===== Records for this exercise
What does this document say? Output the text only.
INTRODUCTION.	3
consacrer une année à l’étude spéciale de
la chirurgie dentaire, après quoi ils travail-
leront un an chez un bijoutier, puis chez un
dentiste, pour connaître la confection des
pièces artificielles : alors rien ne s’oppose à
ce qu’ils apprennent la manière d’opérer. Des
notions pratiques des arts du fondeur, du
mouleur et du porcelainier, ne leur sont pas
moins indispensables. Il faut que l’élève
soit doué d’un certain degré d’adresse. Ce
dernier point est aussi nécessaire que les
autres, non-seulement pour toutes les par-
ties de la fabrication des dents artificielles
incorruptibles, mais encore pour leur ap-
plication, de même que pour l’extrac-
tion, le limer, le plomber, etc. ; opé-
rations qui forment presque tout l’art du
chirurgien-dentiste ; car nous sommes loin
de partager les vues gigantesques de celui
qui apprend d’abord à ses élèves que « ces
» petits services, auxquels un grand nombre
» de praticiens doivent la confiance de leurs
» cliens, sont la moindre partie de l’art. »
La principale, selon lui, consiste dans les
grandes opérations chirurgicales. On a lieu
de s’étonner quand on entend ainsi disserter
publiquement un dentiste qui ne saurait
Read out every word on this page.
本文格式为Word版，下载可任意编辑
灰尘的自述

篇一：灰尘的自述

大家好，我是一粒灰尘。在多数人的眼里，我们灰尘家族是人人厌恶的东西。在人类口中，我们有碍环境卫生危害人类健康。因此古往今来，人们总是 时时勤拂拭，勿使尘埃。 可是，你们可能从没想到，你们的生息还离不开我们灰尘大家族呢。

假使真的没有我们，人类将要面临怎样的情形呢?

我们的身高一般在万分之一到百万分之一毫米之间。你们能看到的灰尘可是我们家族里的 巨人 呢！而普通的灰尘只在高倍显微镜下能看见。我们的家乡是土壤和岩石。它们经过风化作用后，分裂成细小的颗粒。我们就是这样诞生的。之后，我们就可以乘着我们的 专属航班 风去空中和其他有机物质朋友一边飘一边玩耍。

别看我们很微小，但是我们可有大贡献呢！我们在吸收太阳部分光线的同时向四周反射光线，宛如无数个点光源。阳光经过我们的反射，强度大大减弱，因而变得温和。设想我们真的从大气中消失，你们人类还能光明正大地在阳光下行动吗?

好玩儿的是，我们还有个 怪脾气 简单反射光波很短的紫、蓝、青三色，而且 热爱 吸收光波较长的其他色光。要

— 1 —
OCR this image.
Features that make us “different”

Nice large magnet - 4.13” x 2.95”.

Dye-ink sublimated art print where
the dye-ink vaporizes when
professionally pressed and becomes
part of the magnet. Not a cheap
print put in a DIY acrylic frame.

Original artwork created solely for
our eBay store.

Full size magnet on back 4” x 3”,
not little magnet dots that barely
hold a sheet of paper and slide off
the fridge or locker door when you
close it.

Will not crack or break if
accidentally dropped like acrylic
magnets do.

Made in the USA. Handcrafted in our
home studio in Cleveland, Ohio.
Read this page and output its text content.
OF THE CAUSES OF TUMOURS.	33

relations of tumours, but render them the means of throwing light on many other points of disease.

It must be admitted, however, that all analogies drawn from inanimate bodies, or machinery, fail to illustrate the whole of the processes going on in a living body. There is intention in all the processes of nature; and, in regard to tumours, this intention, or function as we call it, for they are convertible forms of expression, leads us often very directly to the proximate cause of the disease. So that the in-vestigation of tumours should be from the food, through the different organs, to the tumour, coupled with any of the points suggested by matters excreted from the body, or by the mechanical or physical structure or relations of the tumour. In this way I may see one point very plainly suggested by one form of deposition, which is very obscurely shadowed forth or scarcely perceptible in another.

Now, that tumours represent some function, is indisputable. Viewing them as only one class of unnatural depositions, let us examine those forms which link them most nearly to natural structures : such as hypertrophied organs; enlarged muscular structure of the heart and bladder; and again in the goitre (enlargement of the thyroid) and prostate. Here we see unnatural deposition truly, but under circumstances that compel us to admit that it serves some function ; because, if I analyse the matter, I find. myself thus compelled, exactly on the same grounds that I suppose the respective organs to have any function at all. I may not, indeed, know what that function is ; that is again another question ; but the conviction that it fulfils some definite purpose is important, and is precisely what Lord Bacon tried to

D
==========
▶ Required task
Copy every line above that includes the string "function".

▶ Written solution
It must be admitted, however, that all analogies drawn from inanimate bodies, or machinery, fail to illustrate the whole of the processes going on in a living body. There is intention in all the processes of nature; and, in regard to tumours, this intention, or function as we call it, for they are convertible forms of expression, leads us often very directly to the proximate cause of the disease. So that the in-vestigation of tumours should be from the food, through the different organs, to the tumour, coupled with any of the points suggested by matters excreted from the body, or by the mechanical or physical structure or relations of the tumour. In this way I may see one point very plainly suggested by one form of deposition, which is very obscurely shadowed forth or scarcely perceptible in another.
Now, that tumours represent some function, is indisputable. Viewing them as only one class of unnatural depositions, let us examine those forms which link them most nearly to natural structures : such as hypertrophied organs; enlarged muscular structure of the heart and bladder; and again in the goitre (enlargement of the thyroid) and prostate. Here we see unnatural deposition truly, but under circumstances that compel us to admit that it serves some function ; because, if I analyse the matter, I find. myself thus compelled, exactly on the same grounds that I suppose the respective organs to have any function at all. I may not, indeed, know what that function is ; that is again another question ; but the conviction that it fulfils some definite purpose is important, and is precisely what Lord Bacon tried to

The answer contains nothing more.